___ DATASET EXTRACT

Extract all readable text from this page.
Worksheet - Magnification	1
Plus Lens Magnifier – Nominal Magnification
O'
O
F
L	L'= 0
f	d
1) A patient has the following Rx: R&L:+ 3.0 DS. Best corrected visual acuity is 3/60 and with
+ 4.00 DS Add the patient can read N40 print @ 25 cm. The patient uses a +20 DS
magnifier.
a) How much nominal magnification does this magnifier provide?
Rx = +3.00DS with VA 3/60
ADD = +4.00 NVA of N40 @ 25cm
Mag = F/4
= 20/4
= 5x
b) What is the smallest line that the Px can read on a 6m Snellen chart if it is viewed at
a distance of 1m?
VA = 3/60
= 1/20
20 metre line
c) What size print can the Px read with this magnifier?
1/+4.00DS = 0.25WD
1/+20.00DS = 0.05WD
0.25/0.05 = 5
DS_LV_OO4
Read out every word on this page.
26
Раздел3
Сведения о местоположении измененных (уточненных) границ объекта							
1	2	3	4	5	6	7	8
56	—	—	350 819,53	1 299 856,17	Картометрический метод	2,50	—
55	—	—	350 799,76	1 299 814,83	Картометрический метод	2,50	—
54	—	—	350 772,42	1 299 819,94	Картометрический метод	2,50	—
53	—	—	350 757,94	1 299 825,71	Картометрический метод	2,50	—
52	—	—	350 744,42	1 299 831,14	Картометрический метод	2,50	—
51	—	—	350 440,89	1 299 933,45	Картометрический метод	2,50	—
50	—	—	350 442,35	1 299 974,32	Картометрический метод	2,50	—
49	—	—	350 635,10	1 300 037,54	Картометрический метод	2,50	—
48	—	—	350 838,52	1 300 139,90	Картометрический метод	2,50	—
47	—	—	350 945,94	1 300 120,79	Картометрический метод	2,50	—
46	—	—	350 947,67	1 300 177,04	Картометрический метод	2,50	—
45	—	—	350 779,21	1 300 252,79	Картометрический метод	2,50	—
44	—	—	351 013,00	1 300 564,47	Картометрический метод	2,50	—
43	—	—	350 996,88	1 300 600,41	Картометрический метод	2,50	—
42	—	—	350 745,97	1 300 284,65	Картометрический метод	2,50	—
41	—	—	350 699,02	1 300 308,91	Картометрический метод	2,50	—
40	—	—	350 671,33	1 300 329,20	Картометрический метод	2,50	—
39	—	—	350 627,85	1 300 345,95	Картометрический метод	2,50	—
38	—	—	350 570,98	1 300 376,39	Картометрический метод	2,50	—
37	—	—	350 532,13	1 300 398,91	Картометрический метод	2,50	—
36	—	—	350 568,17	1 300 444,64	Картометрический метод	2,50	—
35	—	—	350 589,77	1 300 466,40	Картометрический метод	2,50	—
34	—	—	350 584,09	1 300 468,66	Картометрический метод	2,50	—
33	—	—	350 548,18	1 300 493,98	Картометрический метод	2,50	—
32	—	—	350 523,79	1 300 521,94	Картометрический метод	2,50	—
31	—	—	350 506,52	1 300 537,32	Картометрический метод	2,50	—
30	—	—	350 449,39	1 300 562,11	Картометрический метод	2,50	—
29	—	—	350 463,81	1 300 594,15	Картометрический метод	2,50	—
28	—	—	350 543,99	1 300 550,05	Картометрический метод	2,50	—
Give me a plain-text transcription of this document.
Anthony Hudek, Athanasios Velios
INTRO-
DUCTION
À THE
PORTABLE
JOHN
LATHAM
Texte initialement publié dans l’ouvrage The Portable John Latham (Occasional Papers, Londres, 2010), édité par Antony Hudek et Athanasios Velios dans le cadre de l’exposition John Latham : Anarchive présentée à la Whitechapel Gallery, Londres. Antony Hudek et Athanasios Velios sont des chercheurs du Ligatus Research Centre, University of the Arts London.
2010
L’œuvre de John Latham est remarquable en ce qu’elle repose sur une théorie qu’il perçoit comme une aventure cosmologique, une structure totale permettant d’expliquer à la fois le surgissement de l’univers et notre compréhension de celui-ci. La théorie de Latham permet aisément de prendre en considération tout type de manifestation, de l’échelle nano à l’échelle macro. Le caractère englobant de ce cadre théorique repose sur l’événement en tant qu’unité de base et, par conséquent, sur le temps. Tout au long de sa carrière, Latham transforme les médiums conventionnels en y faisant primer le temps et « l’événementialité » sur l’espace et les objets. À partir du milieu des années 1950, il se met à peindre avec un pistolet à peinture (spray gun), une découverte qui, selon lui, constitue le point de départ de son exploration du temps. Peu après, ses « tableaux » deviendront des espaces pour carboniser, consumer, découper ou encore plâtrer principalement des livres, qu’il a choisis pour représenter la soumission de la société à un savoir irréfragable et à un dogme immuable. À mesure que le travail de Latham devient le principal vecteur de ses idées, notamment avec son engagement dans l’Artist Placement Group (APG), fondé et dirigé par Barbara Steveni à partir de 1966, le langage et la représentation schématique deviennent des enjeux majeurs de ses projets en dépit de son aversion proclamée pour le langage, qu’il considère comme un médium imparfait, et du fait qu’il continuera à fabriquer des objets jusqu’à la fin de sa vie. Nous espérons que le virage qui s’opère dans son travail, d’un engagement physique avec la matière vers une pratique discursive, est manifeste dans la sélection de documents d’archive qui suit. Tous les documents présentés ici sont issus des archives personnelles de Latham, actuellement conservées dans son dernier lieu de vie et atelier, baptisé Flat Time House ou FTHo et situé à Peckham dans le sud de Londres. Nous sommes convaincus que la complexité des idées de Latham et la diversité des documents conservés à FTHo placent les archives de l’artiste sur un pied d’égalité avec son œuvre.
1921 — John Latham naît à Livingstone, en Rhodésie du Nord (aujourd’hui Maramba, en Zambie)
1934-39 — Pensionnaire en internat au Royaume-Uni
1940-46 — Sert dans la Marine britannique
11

______

Write out each line of the data that holds the string "print".

+ 4.00 DS Add the patient can read N40 print @ 25 cm. The patient uses a +20 DS
c) What size print can the Px read with this magnifier?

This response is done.